Copy out every line that contains "subtitle".

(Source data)
►

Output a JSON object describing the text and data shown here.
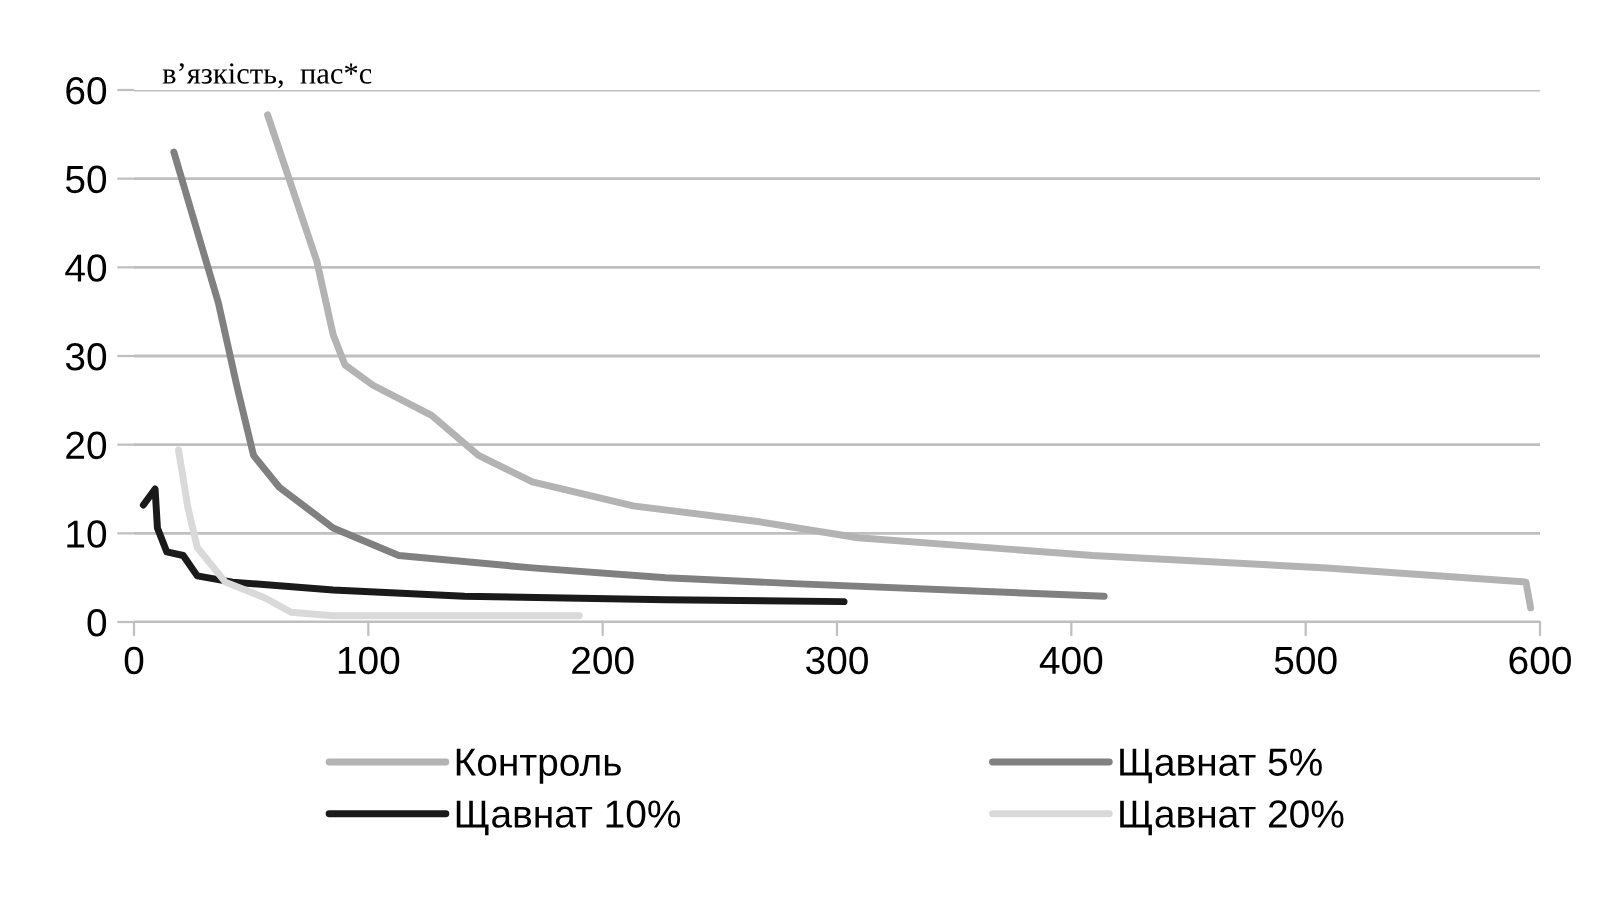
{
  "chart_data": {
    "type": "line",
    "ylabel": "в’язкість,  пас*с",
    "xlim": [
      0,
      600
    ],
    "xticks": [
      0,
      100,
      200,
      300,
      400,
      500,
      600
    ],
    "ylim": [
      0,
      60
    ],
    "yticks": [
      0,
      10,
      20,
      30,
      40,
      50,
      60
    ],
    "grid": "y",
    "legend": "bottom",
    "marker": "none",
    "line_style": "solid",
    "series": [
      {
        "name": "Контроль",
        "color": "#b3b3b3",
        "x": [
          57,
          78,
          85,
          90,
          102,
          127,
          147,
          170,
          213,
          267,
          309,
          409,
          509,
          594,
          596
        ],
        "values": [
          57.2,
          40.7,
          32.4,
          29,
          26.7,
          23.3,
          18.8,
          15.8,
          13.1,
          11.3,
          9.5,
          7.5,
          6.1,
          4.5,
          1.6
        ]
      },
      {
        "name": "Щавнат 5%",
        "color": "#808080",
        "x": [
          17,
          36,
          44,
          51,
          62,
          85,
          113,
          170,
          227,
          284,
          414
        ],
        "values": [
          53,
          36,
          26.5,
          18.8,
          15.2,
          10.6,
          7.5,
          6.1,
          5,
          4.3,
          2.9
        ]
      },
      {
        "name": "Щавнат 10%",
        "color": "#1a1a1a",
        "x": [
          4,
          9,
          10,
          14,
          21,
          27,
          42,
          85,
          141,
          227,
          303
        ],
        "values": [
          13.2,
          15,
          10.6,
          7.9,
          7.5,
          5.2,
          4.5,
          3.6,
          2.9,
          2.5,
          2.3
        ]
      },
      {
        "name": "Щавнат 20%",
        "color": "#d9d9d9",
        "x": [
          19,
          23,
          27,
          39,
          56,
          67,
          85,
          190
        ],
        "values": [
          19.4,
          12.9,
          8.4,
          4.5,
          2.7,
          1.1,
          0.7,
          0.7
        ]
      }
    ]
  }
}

◄
►

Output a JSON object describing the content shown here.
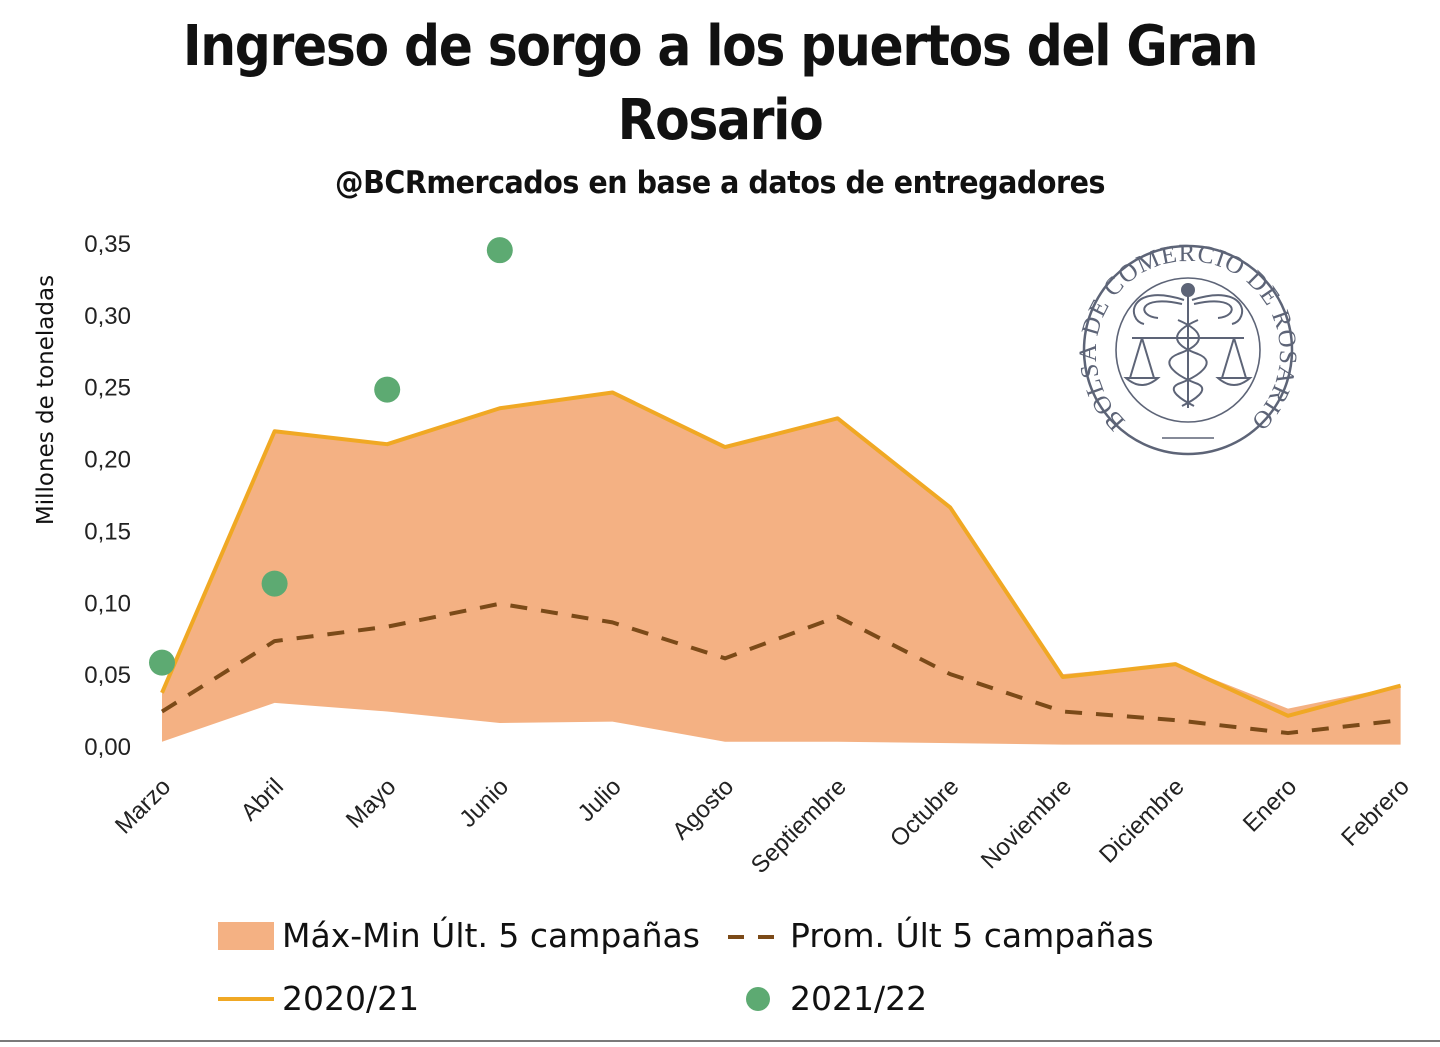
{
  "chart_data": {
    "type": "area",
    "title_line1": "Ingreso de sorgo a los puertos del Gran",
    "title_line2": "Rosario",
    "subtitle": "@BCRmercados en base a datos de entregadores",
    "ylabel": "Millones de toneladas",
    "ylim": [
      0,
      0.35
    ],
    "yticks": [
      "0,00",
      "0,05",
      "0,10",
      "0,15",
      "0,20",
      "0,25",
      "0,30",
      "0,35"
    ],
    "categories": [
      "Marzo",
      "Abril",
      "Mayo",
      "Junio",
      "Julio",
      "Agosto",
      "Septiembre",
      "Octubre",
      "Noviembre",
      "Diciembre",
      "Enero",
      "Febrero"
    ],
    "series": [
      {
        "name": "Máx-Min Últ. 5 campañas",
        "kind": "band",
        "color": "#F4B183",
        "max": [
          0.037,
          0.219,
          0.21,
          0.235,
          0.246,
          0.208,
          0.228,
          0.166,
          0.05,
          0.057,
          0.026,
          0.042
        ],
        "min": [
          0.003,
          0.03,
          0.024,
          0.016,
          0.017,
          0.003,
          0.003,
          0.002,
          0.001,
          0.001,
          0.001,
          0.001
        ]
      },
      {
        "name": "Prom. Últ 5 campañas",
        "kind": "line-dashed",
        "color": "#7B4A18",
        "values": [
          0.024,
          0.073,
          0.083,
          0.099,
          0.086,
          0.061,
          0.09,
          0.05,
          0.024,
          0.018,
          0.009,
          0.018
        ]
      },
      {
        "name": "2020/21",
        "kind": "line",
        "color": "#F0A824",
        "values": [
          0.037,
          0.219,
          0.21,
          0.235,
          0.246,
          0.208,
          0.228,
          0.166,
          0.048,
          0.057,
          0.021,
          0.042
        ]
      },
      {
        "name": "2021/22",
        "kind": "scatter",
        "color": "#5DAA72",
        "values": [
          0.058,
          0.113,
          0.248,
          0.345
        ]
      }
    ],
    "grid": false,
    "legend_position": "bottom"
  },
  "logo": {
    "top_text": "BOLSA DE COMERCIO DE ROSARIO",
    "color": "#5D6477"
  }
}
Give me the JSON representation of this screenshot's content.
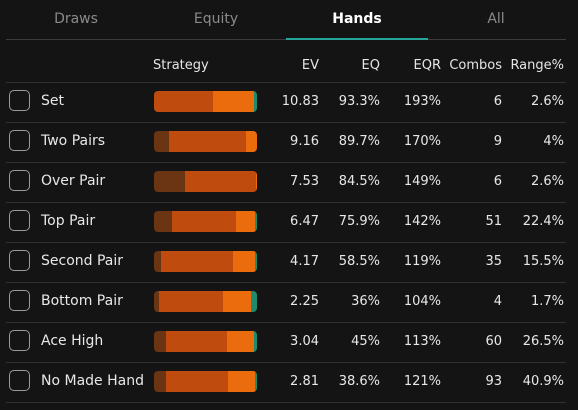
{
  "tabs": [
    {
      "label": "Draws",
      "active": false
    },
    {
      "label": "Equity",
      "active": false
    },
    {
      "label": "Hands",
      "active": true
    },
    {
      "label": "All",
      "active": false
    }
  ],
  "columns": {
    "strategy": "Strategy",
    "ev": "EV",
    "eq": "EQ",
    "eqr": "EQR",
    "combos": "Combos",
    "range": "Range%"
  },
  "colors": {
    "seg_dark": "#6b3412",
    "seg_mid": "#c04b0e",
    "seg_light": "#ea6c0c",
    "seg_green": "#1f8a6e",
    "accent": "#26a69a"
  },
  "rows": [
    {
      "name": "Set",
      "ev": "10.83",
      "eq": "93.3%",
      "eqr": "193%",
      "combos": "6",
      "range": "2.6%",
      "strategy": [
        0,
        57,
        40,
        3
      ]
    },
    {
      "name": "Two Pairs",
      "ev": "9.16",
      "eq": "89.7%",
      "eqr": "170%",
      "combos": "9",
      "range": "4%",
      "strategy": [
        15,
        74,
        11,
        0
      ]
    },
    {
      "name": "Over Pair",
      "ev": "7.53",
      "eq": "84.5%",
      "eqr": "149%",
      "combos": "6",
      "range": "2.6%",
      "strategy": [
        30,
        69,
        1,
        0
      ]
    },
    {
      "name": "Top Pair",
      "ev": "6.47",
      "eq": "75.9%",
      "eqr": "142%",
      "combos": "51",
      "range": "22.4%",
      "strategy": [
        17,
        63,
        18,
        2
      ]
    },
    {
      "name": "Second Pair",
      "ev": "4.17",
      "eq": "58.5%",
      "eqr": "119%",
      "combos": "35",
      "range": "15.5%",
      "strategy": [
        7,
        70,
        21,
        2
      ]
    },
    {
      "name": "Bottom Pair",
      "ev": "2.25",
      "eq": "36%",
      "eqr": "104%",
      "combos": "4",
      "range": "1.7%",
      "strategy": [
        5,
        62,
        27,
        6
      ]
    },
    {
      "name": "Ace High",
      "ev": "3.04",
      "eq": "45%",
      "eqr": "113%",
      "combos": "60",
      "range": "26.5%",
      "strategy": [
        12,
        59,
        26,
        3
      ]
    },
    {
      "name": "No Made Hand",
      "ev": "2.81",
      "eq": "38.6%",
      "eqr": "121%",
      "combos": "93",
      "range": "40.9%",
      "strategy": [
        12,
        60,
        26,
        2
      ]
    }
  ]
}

◄
►

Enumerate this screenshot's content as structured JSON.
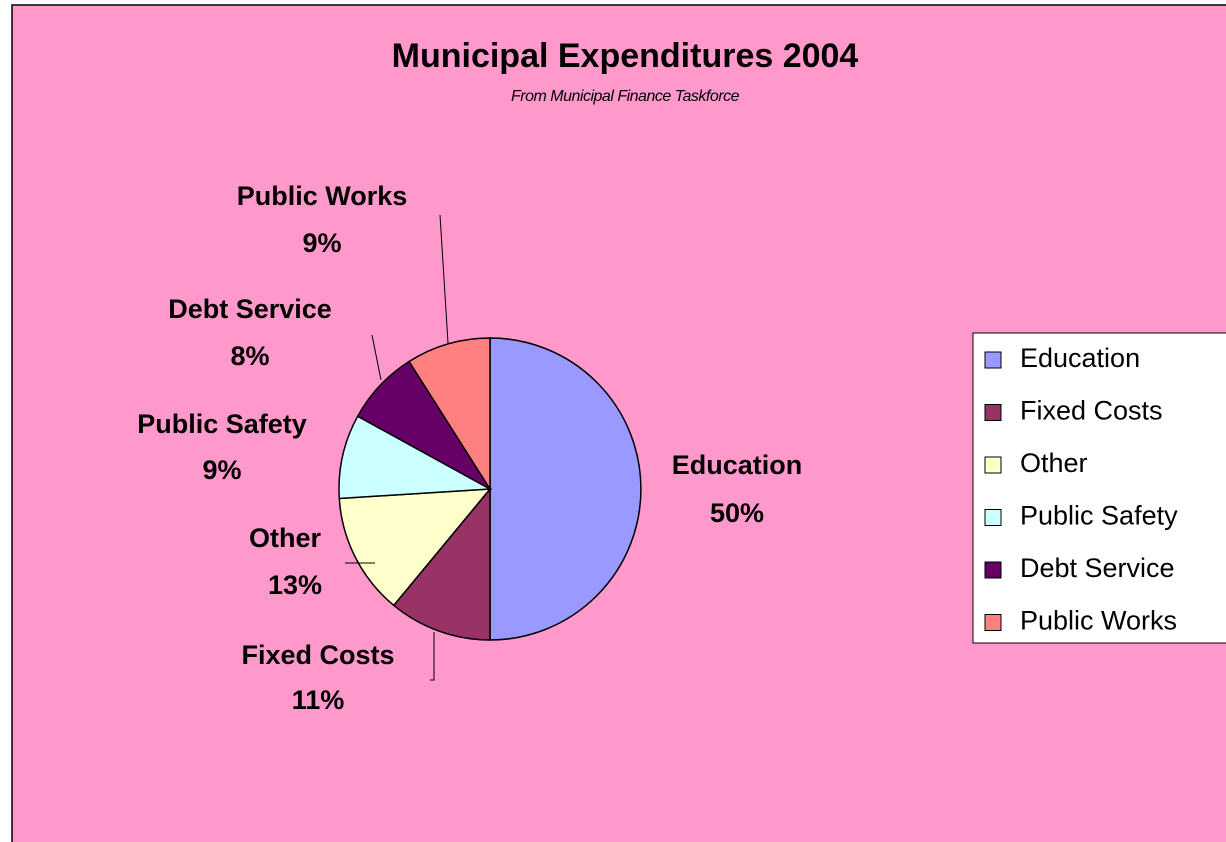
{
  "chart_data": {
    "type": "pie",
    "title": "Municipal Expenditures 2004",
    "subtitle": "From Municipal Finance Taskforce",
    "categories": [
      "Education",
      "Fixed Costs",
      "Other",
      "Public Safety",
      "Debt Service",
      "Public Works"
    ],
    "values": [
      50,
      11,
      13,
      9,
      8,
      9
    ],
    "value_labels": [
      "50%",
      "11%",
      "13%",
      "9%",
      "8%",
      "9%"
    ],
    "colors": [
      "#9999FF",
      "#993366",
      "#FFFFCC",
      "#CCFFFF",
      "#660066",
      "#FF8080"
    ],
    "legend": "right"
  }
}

◄

Task output:
    "subtitle": "@BCRmercados en base a datos de entregadores",
    "subtitle": "From Municipal Finance Taskforce",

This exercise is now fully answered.